§ Required work: Write every record out again exactly, and keep images out of it.

§ Data extract:
────────
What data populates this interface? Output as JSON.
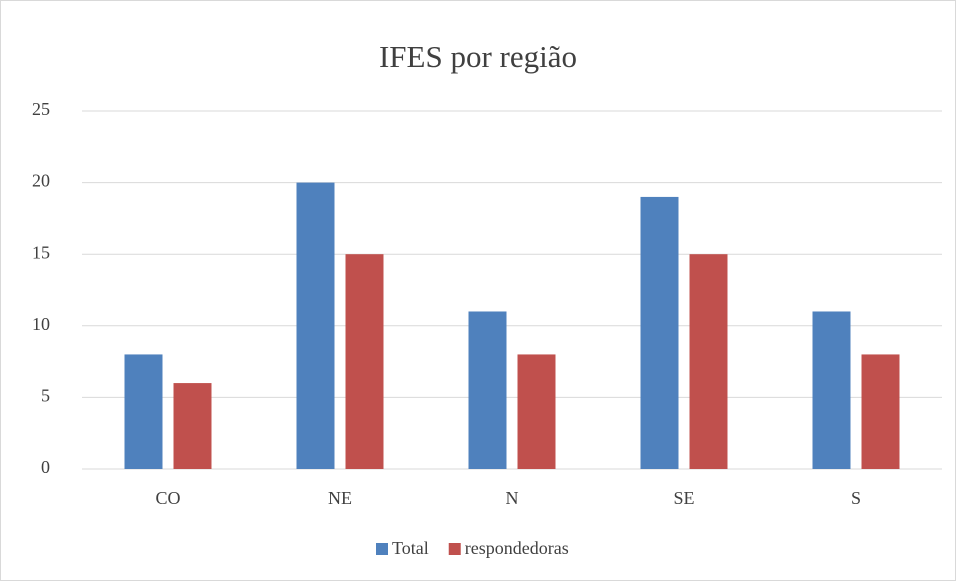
{
  "chart_data": {
    "type": "bar",
    "title": "IFES por região",
    "categories": [
      "CO",
      "NE",
      "N",
      "SE",
      "S"
    ],
    "series": [
      {
        "name": "Total",
        "color": "#4f81bd",
        "values": [
          8,
          20,
          11,
          19,
          11
        ]
      },
      {
        "name": "respondedoras",
        "color": "#c0504d",
        "values": [
          6,
          15,
          8,
          15,
          8
        ]
      }
    ],
    "ylim": [
      0,
      25
    ],
    "yticks": [
      0,
      5,
      10,
      15,
      20,
      25
    ],
    "grid": true,
    "legend": "bottom"
  }
}
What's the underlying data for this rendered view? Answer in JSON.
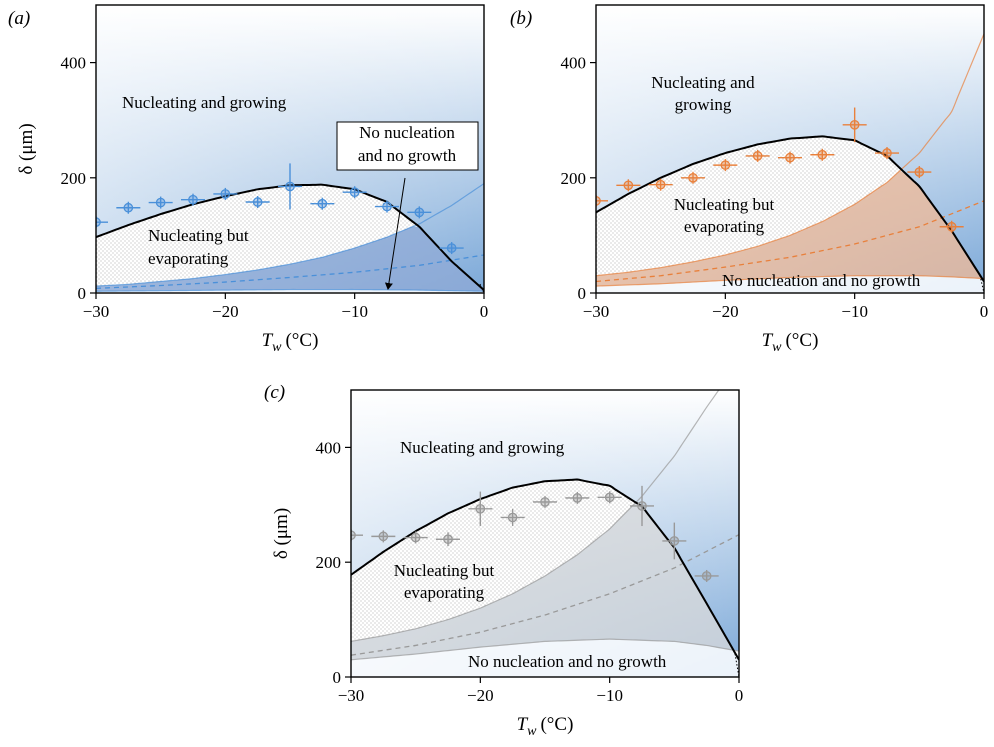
{
  "figure": {
    "colors": {
      "background_top": "#7ba8d8",
      "background_bottom": "#ffffff",
      "curve": "#000000"
    }
  },
  "chart_data": [
    {
      "type": "line",
      "panel": "(a)",
      "xlabel": "T_w (°C)",
      "xlabel_main": "T",
      "xlabel_sub": "w",
      "xlabel_unit": "(°C)",
      "ylabel": "δ (μm)",
      "xlim": [
        -30,
        0
      ],
      "ylim": [
        0,
        500
      ],
      "xticks": [
        -30,
        -20,
        -10,
        0
      ],
      "yticks": [
        0,
        200,
        400
      ],
      "color": "#4a90d9",
      "fill_color": "#8fa9d6",
      "annotations": {
        "top": [
          "Nucleating and growing"
        ],
        "middle": [
          "Nucleating but",
          "evaporating"
        ],
        "bottom": [
          "No nucleation",
          "and no growth"
        ]
      },
      "boundary": {
        "x": [
          -30,
          -27.5,
          -25,
          -22.5,
          -20,
          -17.5,
          -15,
          -12.5,
          -10,
          -7.5,
          -5,
          -2.5,
          0
        ],
        "y": [
          97,
          118,
          137,
          154,
          168,
          180,
          187,
          188,
          180,
          158,
          115,
          55,
          5
        ]
      },
      "upper_bound": {
        "x": [
          -30,
          -27.5,
          -25,
          -22.5,
          -20,
          -17.5,
          -15,
          -12.5,
          -10,
          -7.5,
          -5,
          -2.5,
          0
        ],
        "y": [
          12,
          15,
          20,
          25,
          32,
          40,
          50,
          62,
          78,
          97,
          120,
          152,
          190
        ]
      },
      "lower_bound": {
        "x": [
          -30,
          -25,
          -20,
          -15,
          -10,
          -5,
          -2.5,
          0
        ],
        "y": [
          3,
          4,
          5,
          6,
          6,
          5,
          4,
          3
        ]
      },
      "dashed": {
        "x": [
          -30,
          -25,
          -20,
          -15,
          -10,
          -5,
          0
        ],
        "y": [
          8,
          13,
          19,
          27,
          36,
          48,
          66
        ]
      },
      "points": {
        "x": [
          -30,
          -27.5,
          -25,
          -22.5,
          -20,
          -17.5,
          -15,
          -12.5,
          -10,
          -7.5,
          -5,
          -2.5
        ],
        "y": [
          123,
          148,
          157,
          162,
          172,
          158,
          185,
          155,
          175,
          150,
          140,
          78
        ],
        "yerr": [
          6,
          6,
          6,
          6,
          6,
          6,
          40,
          6,
          6,
          6,
          6,
          10
        ]
      }
    },
    {
      "type": "line",
      "panel": "(b)",
      "xlabel": "T_w (°C)",
      "xlabel_main": "T",
      "xlabel_sub": "w",
      "xlabel_unit": "(°C)",
      "ylabel": "",
      "xlim": [
        -30,
        0
      ],
      "ylim": [
        0,
        500
      ],
      "xticks": [
        -30,
        -20,
        -10,
        0
      ],
      "yticks": [
        0,
        200,
        400
      ],
      "color": "#e8803c",
      "fill_color": "#f2b995",
      "annotations": {
        "top": [
          "Nucleating and",
          "growing"
        ],
        "middle": [
          "Nucleating but",
          "evaporating"
        ],
        "bottom": [
          "No nucleation and no growth"
        ]
      },
      "boundary": {
        "x": [
          -30,
          -27.5,
          -25,
          -22.5,
          -20,
          -17.5,
          -15,
          -12.5,
          -10,
          -7.5,
          -5,
          -2.5,
          0
        ],
        "y": [
          140,
          172,
          200,
          224,
          243,
          258,
          268,
          272,
          265,
          238,
          185,
          108,
          20
        ]
      },
      "upper_bound": {
        "x": [
          -30,
          -27.5,
          -25,
          -22.5,
          -20,
          -17.5,
          -15,
          -12.5,
          -10,
          -7.5,
          -5,
          -2.5,
          0
        ],
        "y": [
          30,
          36,
          44,
          54,
          66,
          81,
          100,
          124,
          154,
          192,
          243,
          315,
          450
        ]
      },
      "lower_bound": {
        "x": [
          -30,
          -25,
          -20,
          -15,
          -10,
          -5,
          -2.5,
          0
        ],
        "y": [
          12,
          16,
          22,
          27,
          30,
          30,
          28,
          25
        ]
      },
      "dashed": {
        "x": [
          -30,
          -25,
          -20,
          -15,
          -10,
          -5,
          0
        ],
        "y": [
          20,
          30,
          45,
          62,
          85,
          115,
          160
        ]
      },
      "points": {
        "x": [
          -30,
          -27.5,
          -25,
          -22.5,
          -20,
          -17.5,
          -15,
          -12.5,
          -10,
          -7.5,
          -5,
          -2.5
        ],
        "y": [
          160,
          187,
          188,
          200,
          222,
          238,
          235,
          240,
          292,
          243,
          210,
          115
        ],
        "yerr": [
          5,
          5,
          5,
          10,
          7,
          5,
          5,
          5,
          30,
          5,
          5,
          5
        ]
      }
    },
    {
      "type": "line",
      "panel": "(c)",
      "xlabel": "T_w (°C)",
      "xlabel_main": "T",
      "xlabel_sub": "w",
      "xlabel_unit": "(°C)",
      "ylabel": "δ (μm)",
      "xlim": [
        -30,
        0
      ],
      "ylim": [
        0,
        500
      ],
      "xticks": [
        -30,
        -20,
        -10,
        0
      ],
      "yticks": [
        0,
        200,
        400
      ],
      "color": "#999999",
      "fill_color": "#d9d9d9",
      "annotations": {
        "top": [
          "Nucleating and growing"
        ],
        "middle": [
          "Nucleating but",
          "evaporating"
        ],
        "bottom": [
          "No nucleation and no growth"
        ]
      },
      "boundary": {
        "x": [
          -30,
          -27.5,
          -25,
          -22.5,
          -20,
          -17.5,
          -15,
          -12.5,
          -10,
          -7.5,
          -5,
          -2.5,
          0
        ],
        "y": [
          178,
          218,
          254,
          285,
          310,
          330,
          341,
          344,
          333,
          297,
          225,
          128,
          30
        ]
      },
      "upper_bound": {
        "x": [
          -30,
          -27.5,
          -25,
          -22.5,
          -20,
          -17.5,
          -15,
          -12.5,
          -10,
          -7.5,
          -5,
          -2.5,
          0
        ],
        "y": [
          62,
          72,
          84,
          100,
          120,
          145,
          176,
          213,
          258,
          315,
          385,
          470,
          550
        ]
      },
      "lower_bound": {
        "x": [
          -30,
          -25,
          -20,
          -15,
          -10,
          -5,
          -2.5,
          0
        ],
        "y": [
          30,
          40,
          52,
          62,
          66,
          62,
          55,
          45
        ]
      },
      "dashed": {
        "x": [
          -30,
          -25,
          -20,
          -15,
          -10,
          -5,
          0
        ],
        "y": [
          38,
          55,
          78,
          108,
          145,
          190,
          248
        ]
      },
      "points": {
        "x": [
          -30,
          -27.5,
          -25,
          -22.5,
          -20,
          -17.5,
          -15,
          -12.5,
          -10,
          -7.5,
          -5,
          -2.5
        ],
        "y": [
          247,
          245,
          243,
          240,
          293,
          278,
          305,
          312,
          313,
          298,
          237,
          176
        ],
        "yerr": [
          5,
          10,
          5,
          12,
          30,
          15,
          6,
          8,
          5,
          35,
          32,
          5
        ]
      }
    }
  ]
}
────────
§ Answer to this task:
What data populates this interface? Output as JSON.
{
  "chart_data": {
    "type": "bar",
    "title": "IFES por região",
    "categories": [
      "CO",
      "NE",
      "N",
      "SE",
      "S"
    ],
    "series": [
      {
        "name": "Total",
        "color": "#4f81bd",
        "values": [
          8,
          20,
          11,
          19,
          11
        ]
      },
      {
        "name": "respondedoras",
        "color": "#c0504d",
        "values": [
          6,
          15,
          8,
          15,
          8
        ]
      }
    ],
    "ylim": [
      0,
      25
    ],
    "yticks": [
      0,
      5,
      10,
      15,
      20,
      25
    ],
    "grid": true,
    "legend": "bottom"
  }
}
What's the underlying data for this rendered view? Answer in JSON.
{
  "figure": {
    "colors": {
      "background_top": "#7ba8d8",
      "background_bottom": "#ffffff",
      "curve": "#000000"
    }
  },
  "chart_data": [
    {
      "type": "line",
      "panel": "(a)",
      "xlabel": "T_w (°C)",
      "xlabel_main": "T",
      "xlabel_sub": "w",
      "xlabel_unit": "(°C)",
      "ylabel": "δ (μm)",
      "xlim": [
        -30,
        0
      ],
      "ylim": [
        0,
        500
      ],
      "xticks": [
        -30,
        -20,
        -10,
        0
      ],
      "yticks": [
        0,
        200,
        400
      ],
      "color": "#4a90d9",
      "fill_color": "#8fa9d6",
      "annotations": {
        "top": [
          "Nucleating and growing"
        ],
        "middle": [
          "Nucleating but",
          "evaporating"
        ],
        "bottom": [
          "No nucleation",
          "and no growth"
        ]
      },
      "boundary": {
        "x": [
          -30,
          -27.5,
          -25,
          -22.5,
          -20,
          -17.5,
          -15,
          -12.5,
          -10,
          -7.5,
          -5,
          -2.5,
          0
        ],
        "y": [
          97,
          118,
          137,
          154,
          168,
          180,
          187,
          188,
          180,
          158,
          115,
          55,
          5
        ]
      },
      "upper_bound": {
        "x": [
          -30,
          -27.5,
          -25,
          -22.5,
          -20,
          -17.5,
          -15,
          -12.5,
          -10,
          -7.5,
          -5,
          -2.5,
          0
        ],
        "y": [
          12,
          15,
          20,
          25,
          32,
          40,
          50,
          62,
          78,
          97,
          120,
          152,
          190
        ]
      },
      "lower_bound": {
        "x": [
          -30,
          -25,
          -20,
          -15,
          -10,
          -5,
          -2.5,
          0
        ],
        "y": [
          3,
          4,
          5,
          6,
          6,
          5,
          4,
          3
        ]
      },
      "dashed": {
        "x": [
          -30,
          -25,
          -20,
          -15,
          -10,
          -5,
          0
        ],
        "y": [
          8,
          13,
          19,
          27,
          36,
          48,
          66
        ]
      },
      "points": {
        "x": [
          -30,
          -27.5,
          -25,
          -22.5,
          -20,
          -17.5,
          -15,
          -12.5,
          -10,
          -7.5,
          -5,
          -2.5
        ],
        "y": [
          123,
          148,
          157,
          162,
          172,
          158,
          185,
          155,
          175,
          150,
          140,
          78
        ],
        "yerr": [
          6,
          6,
          6,
          6,
          6,
          6,
          40,
          6,
          6,
          6,
          6,
          10
        ]
      }
    },
    {
      "type": "line",
      "panel": "(b)",
      "xlabel": "T_w (°C)",
      "xlabel_main": "T",
      "xlabel_sub": "w",
      "xlabel_unit": "(°C)",
      "ylabel": "",
      "xlim": [
        -30,
        0
      ],
      "ylim": [
        0,
        500
      ],
      "xticks": [
        -30,
        -20,
        -10,
        0
      ],
      "yticks": [
        0,
        200,
        400
      ],
      "color": "#e8803c",
      "fill_color": "#f2b995",
      "annotations": {
        "top": [
          "Nucleating and",
          "growing"
        ],
        "middle": [
          "Nucleating but",
          "evaporating"
        ],
        "bottom": [
          "No nucleation and no growth"
        ]
      },
      "boundary": {
        "x": [
          -30,
          -27.5,
          -25,
          -22.5,
          -20,
          -17.5,
          -15,
          -12.5,
          -10,
          -7.5,
          -5,
          -2.5,
          0
        ],
        "y": [
          140,
          172,
          200,
          224,
          243,
          258,
          268,
          272,
          265,
          238,
          185,
          108,
          20
        ]
      },
      "upper_bound": {
        "x": [
          -30,
          -27.5,
          -25,
          -22.5,
          -20,
          -17.5,
          -15,
          -12.5,
          -10,
          -7.5,
          -5,
          -2.5,
          0
        ],
        "y": [
          30,
          36,
          44,
          54,
          66,
          81,
          100,
          124,
          154,
          192,
          243,
          315,
          450
        ]
      },
      "lower_bound": {
        "x": [
          -30,
          -25,
          -20,
          -15,
          -10,
          -5,
          -2.5,
          0
        ],
        "y": [
          12,
          16,
          22,
          27,
          30,
          30,
          28,
          25
        ]
      },
      "dashed": {
        "x": [
          -30,
          -25,
          -20,
          -15,
          -10,
          -5,
          0
        ],
        "y": [
          20,
          30,
          45,
          62,
          85,
          115,
          160
        ]
      },
      "points": {
        "x": [
          -30,
          -27.5,
          -25,
          -22.5,
          -20,
          -17.5,
          -15,
          -12.5,
          -10,
          -7.5,
          -5,
          -2.5
        ],
        "y": [
          160,
          187,
          188,
          200,
          222,
          238,
          235,
          240,
          292,
          243,
          210,
          115
        ],
        "yerr": [
          5,
          5,
          5,
          10,
          7,
          5,
          5,
          5,
          30,
          5,
          5,
          5
        ]
      }
    },
    {
      "type": "line",
      "panel": "(c)",
      "xlabel": "T_w (°C)",
      "xlabel_main": "T",
      "xlabel_sub": "w",
      "xlabel_unit": "(°C)",
      "ylabel": "δ (μm)",
      "xlim": [
        -30,
        0
      ],
      "ylim": [
        0,
        500
      ],
      "xticks": [
        -30,
        -20,
        -10,
        0
      ],
      "yticks": [
        0,
        200,
        400
      ],
      "color": "#999999",
      "fill_color": "#d9d9d9",
      "annotations": {
        "top": [
          "Nucleating and growing"
        ],
        "middle": [
          "Nucleating but",
          "evaporating"
        ],
        "bottom": [
          "No nucleation and no growth"
        ]
      },
      "boundary": {
        "x": [
          -30,
          -27.5,
          -25,
          -22.5,
          -20,
          -17.5,
          -15,
          -12.5,
          -10,
          -7.5,
          -5,
          -2.5,
          0
        ],
        "y": [
          178,
          218,
          254,
          285,
          310,
          330,
          341,
          344,
          333,
          297,
          225,
          128,
          30
        ]
      },
      "upper_bound": {
        "x": [
          -30,
          -27.5,
          -25,
          -22.5,
          -20,
          -17.5,
          -15,
          -12.5,
          -10,
          -7.5,
          -5,
          -2.5,
          0
        ],
        "y": [
          62,
          72,
          84,
          100,
          120,
          145,
          176,
          213,
          258,
          315,
          385,
          470,
          550
        ]
      },
      "lower_bound": {
        "x": [
          -30,
          -25,
          -20,
          -15,
          -10,
          -5,
          -2.5,
          0
        ],
        "y": [
          30,
          40,
          52,
          62,
          66,
          62,
          55,
          45
        ]
      },
      "dashed": {
        "x": [
          -30,
          -25,
          -20,
          -15,
          -10,
          -5,
          0
        ],
        "y": [
          38,
          55,
          78,
          108,
          145,
          190,
          248
        ]
      },
      "points": {
        "x": [
          -30,
          -27.5,
          -25,
          -22.5,
          -20,
          -17.5,
          -15,
          -12.5,
          -10,
          -7.5,
          -5,
          -2.5
        ],
        "y": [
          247,
          245,
          243,
          240,
          293,
          278,
          305,
          312,
          313,
          298,
          237,
          176
        ],
        "yerr": [
          5,
          10,
          5,
          12,
          30,
          15,
          6,
          8,
          5,
          35,
          32,
          5
        ]
      }
    }
  ]
}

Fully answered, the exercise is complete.